**Work required:**
How many of the rows below contain the string "elements", matching case exactly? Reply with the number alone.

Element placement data
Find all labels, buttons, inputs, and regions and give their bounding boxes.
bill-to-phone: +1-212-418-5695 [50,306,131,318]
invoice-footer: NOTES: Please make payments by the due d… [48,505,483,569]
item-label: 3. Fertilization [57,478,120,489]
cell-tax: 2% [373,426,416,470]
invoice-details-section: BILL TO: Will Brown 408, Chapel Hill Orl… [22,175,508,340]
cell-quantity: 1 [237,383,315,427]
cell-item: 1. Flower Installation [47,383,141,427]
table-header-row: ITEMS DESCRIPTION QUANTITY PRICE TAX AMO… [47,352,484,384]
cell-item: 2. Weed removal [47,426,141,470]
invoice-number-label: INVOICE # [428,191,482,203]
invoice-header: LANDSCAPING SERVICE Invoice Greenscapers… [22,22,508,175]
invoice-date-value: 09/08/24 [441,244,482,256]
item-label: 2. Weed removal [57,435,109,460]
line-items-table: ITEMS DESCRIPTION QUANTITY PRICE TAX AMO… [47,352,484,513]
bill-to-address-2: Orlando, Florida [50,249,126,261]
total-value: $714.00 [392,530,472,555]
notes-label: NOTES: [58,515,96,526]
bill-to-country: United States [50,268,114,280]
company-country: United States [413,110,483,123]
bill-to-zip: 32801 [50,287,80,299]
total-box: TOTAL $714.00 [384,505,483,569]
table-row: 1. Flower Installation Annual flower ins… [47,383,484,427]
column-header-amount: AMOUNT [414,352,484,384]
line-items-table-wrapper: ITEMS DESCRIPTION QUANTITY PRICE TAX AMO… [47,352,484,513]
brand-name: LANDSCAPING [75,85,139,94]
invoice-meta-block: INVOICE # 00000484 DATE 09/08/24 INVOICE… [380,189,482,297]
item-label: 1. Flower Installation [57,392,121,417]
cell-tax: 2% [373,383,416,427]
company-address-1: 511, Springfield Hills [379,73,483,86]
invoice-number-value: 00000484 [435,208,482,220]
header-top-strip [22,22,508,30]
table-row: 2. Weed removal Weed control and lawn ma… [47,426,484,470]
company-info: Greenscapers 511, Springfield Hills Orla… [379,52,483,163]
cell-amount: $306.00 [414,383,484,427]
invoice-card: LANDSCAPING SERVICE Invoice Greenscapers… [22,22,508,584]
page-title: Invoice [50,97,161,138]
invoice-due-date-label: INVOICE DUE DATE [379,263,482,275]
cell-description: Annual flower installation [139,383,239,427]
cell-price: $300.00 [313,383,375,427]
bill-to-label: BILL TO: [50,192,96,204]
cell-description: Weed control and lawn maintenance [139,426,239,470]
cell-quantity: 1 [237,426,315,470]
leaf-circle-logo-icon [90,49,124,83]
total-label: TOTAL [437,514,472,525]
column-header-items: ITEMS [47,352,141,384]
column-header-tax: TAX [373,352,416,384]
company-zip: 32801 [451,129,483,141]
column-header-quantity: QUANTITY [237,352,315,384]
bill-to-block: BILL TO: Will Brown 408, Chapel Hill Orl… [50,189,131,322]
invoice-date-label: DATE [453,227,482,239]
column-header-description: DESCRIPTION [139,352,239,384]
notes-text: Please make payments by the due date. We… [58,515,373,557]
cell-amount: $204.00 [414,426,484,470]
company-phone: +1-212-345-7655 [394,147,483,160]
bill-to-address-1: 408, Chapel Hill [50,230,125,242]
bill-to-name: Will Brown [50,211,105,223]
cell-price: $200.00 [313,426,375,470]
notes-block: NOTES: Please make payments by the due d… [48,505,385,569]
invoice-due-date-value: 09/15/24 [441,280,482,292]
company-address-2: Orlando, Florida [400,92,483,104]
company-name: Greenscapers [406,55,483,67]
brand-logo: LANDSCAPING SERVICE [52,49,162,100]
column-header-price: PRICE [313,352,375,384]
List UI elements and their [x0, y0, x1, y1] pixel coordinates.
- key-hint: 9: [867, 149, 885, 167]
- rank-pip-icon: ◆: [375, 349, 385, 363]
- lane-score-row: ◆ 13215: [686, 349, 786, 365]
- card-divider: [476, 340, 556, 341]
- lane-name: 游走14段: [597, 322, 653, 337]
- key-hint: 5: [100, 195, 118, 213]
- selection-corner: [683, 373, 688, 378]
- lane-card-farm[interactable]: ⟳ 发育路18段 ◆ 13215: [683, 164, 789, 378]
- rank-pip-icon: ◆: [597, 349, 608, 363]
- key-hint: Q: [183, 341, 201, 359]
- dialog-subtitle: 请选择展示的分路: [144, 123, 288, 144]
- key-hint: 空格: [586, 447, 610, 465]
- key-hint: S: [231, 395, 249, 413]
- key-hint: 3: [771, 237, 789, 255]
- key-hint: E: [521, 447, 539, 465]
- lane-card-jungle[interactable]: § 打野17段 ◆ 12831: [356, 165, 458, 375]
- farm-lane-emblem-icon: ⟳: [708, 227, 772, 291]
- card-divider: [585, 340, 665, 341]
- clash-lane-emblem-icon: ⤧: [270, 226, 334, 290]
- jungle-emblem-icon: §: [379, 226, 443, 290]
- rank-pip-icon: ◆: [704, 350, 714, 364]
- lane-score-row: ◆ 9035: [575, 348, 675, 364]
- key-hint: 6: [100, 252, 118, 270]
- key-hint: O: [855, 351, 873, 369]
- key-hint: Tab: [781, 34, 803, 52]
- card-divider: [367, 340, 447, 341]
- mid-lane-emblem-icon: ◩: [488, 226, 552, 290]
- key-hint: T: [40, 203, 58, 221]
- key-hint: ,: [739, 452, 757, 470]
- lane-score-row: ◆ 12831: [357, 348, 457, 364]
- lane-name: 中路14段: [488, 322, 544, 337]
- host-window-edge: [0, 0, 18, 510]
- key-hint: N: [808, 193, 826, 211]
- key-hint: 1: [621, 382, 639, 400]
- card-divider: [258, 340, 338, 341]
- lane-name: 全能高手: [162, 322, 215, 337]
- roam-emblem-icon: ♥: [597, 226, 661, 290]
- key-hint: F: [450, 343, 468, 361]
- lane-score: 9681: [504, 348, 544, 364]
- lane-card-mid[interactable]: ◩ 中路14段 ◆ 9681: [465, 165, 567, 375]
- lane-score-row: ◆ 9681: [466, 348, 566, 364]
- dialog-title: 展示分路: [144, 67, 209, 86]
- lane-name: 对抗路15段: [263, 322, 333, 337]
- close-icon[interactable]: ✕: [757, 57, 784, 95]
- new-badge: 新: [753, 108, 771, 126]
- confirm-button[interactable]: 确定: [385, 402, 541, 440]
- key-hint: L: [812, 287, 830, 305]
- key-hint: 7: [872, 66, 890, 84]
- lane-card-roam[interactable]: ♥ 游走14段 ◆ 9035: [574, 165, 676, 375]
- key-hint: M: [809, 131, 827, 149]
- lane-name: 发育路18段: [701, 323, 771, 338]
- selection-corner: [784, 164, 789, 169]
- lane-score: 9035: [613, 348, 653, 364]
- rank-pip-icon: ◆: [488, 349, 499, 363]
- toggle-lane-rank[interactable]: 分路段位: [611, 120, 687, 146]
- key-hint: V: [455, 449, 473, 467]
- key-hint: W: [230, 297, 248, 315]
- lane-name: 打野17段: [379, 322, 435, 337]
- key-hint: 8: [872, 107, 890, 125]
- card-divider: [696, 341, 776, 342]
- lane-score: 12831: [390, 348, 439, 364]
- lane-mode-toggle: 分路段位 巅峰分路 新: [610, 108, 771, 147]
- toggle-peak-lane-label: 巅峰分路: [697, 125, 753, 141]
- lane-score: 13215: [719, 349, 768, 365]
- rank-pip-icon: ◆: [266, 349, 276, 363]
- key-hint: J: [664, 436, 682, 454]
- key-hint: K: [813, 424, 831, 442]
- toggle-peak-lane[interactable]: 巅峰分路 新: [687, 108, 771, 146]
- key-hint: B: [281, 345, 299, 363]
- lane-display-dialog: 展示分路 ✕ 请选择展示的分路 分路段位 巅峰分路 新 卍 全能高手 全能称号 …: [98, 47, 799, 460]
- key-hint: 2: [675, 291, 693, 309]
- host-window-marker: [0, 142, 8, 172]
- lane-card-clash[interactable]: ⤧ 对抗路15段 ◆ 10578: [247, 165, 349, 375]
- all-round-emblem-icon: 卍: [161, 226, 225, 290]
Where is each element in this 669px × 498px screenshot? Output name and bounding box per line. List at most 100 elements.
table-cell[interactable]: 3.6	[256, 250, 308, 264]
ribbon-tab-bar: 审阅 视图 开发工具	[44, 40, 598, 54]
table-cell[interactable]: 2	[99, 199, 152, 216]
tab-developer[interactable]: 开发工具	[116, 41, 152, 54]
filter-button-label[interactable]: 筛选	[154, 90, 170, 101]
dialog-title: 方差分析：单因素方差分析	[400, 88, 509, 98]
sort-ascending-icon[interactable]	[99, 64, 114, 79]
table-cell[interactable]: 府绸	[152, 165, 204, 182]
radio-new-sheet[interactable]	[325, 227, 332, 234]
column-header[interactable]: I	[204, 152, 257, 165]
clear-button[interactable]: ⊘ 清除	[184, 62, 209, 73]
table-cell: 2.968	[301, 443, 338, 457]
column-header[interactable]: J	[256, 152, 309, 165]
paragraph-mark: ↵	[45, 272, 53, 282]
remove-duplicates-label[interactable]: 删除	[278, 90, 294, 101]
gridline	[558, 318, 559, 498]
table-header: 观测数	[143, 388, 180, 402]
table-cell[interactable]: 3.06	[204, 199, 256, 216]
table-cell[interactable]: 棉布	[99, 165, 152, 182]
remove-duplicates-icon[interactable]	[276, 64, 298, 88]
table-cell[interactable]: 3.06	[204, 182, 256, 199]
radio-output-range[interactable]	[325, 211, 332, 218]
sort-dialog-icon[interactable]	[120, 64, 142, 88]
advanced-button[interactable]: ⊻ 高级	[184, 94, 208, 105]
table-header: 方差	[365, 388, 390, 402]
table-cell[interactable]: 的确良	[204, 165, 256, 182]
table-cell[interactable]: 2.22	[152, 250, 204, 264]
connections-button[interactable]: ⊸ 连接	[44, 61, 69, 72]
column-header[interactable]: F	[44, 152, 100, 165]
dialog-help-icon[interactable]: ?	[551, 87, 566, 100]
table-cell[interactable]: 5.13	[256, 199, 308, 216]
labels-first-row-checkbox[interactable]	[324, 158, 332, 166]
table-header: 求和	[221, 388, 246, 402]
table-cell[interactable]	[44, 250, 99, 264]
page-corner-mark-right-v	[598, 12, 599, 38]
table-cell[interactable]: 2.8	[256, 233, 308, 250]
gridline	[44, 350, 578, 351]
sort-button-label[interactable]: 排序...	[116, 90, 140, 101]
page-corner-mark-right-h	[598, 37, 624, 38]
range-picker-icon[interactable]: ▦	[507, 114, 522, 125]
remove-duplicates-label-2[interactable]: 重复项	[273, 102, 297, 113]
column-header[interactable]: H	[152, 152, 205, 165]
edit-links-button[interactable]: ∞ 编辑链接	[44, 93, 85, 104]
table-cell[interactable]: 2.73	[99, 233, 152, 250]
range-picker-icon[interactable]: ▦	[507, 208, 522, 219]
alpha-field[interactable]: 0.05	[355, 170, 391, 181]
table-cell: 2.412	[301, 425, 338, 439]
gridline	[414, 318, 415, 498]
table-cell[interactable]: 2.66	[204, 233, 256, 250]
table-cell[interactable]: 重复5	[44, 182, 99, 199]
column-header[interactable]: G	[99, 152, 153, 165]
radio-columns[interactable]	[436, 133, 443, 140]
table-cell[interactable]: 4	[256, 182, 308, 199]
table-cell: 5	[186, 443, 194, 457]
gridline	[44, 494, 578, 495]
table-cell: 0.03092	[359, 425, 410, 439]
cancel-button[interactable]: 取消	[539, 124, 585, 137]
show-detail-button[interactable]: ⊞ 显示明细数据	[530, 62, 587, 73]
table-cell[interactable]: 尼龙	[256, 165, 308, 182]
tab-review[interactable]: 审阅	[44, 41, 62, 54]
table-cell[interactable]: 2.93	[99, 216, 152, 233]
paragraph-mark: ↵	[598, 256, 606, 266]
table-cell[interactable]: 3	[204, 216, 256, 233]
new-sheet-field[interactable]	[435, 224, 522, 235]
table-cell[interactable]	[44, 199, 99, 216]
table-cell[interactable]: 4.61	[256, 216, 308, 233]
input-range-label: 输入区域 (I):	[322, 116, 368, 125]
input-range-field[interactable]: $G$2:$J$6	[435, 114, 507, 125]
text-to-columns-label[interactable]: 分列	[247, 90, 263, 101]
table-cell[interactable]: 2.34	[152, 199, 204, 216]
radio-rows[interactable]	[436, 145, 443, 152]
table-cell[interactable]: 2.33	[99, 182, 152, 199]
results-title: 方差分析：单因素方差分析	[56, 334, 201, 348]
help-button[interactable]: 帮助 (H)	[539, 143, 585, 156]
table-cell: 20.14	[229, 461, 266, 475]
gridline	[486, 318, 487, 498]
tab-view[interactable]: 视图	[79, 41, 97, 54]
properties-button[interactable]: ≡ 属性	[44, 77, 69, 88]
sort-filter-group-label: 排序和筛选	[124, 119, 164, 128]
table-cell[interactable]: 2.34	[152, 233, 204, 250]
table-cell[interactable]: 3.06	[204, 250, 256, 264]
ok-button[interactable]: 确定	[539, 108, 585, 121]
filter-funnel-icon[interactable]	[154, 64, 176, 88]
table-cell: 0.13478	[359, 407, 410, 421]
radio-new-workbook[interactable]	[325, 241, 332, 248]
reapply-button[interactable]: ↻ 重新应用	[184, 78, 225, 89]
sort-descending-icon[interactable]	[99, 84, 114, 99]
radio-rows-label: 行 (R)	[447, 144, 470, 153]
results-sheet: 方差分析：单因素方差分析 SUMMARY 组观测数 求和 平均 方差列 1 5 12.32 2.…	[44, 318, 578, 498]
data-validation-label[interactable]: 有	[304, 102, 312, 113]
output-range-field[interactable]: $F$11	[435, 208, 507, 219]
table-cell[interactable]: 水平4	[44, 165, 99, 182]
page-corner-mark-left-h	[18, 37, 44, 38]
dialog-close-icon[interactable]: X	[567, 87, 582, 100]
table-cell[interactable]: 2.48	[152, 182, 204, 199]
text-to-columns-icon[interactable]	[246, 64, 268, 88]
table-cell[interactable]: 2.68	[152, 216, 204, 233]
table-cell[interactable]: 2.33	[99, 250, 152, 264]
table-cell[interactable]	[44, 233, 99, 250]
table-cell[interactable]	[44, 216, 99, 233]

**Solved exercise:**
2